- **SELECTED EXCERPT**

........

Personal information
- Nationality: Norway
- Born: February 21, 1994 (age 32)

Sport
- Sport: Skiing
- Club: IL Heming

World Cup career
- Seasons: 4 – (2016, 2018–2020)
- Indiv. starts: 13
- Indiv. podiums: 0
- Team starts: 2
- Team podiums: 0
- Overall titles: 0 – (49th in 2018)
- Discipline titles: 0

= Kasper Stadaas =

Norwegian cross-country skier and writer

Kasper Stadaas (born 21 February 1994) is a Norwegian cross-country skier.

He competed at the 2013 World Junior Championships, finishing seventh in the sprint race.

........

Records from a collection

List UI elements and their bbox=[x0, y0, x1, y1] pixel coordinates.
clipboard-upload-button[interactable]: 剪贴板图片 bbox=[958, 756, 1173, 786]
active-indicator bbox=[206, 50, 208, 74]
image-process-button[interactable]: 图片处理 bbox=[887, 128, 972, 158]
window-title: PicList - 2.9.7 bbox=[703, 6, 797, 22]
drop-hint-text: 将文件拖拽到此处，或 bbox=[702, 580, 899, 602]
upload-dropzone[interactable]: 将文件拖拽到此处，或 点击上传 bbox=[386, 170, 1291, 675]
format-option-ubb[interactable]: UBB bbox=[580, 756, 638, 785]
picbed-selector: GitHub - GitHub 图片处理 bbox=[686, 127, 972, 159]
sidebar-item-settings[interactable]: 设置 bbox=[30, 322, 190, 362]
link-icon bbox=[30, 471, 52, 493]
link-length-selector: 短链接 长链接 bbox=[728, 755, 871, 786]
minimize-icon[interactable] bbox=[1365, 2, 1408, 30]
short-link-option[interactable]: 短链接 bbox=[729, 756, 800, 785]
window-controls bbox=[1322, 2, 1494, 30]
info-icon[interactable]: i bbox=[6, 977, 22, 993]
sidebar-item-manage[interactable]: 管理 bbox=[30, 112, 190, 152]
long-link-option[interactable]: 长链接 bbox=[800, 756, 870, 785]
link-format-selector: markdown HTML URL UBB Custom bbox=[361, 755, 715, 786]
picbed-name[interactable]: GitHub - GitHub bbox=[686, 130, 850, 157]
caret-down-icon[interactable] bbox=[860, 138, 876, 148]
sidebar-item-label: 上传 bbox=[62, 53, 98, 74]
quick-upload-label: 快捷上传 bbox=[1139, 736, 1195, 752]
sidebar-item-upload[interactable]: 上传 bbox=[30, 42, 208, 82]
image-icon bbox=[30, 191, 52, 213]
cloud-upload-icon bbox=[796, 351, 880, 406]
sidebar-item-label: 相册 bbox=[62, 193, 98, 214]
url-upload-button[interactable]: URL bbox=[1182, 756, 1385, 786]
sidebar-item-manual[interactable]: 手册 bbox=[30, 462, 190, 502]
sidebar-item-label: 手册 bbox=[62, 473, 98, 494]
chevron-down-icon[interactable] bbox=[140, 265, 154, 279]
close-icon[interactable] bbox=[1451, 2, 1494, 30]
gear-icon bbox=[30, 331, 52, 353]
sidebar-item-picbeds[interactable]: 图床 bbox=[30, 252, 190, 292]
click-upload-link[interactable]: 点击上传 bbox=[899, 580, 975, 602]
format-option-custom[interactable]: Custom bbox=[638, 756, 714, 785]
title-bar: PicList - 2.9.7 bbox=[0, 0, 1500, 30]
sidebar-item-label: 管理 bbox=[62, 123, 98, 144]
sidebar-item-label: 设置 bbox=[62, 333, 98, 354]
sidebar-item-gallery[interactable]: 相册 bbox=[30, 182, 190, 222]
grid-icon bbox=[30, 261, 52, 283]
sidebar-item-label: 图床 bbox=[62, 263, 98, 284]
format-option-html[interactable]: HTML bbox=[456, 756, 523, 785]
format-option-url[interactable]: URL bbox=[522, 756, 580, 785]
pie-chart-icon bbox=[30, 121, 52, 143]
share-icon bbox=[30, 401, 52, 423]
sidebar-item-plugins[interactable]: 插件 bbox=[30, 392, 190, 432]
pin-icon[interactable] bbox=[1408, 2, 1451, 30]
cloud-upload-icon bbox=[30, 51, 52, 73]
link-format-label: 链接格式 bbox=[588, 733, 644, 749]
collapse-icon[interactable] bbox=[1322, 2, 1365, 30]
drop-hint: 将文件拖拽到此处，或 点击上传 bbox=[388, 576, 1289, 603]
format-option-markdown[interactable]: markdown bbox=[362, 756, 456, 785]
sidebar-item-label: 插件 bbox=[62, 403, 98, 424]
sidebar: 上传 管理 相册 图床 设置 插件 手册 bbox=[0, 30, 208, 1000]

........

- **GIVEN PROBLEM**
Continue the biography of cross-country skier Kasper Stadaas from the point where it ends.

- **TASK RESPONSE**
He made his World Cup debut in February 2016 in Drammen, a sprint race. Competing in nothing but sprint, he made his breakthrough around New Years' 2018 with a seventh place in Lillehammer and a ninth place in Dresden. He improved his career best to a fifth place in March 2018 in Drammen, and again broke the top 10 in January 2020 Dresden.

He represents the sports club IL Heming.

==Cross-country skiing results==
All results are sourced from the International Ski Federation (FIS).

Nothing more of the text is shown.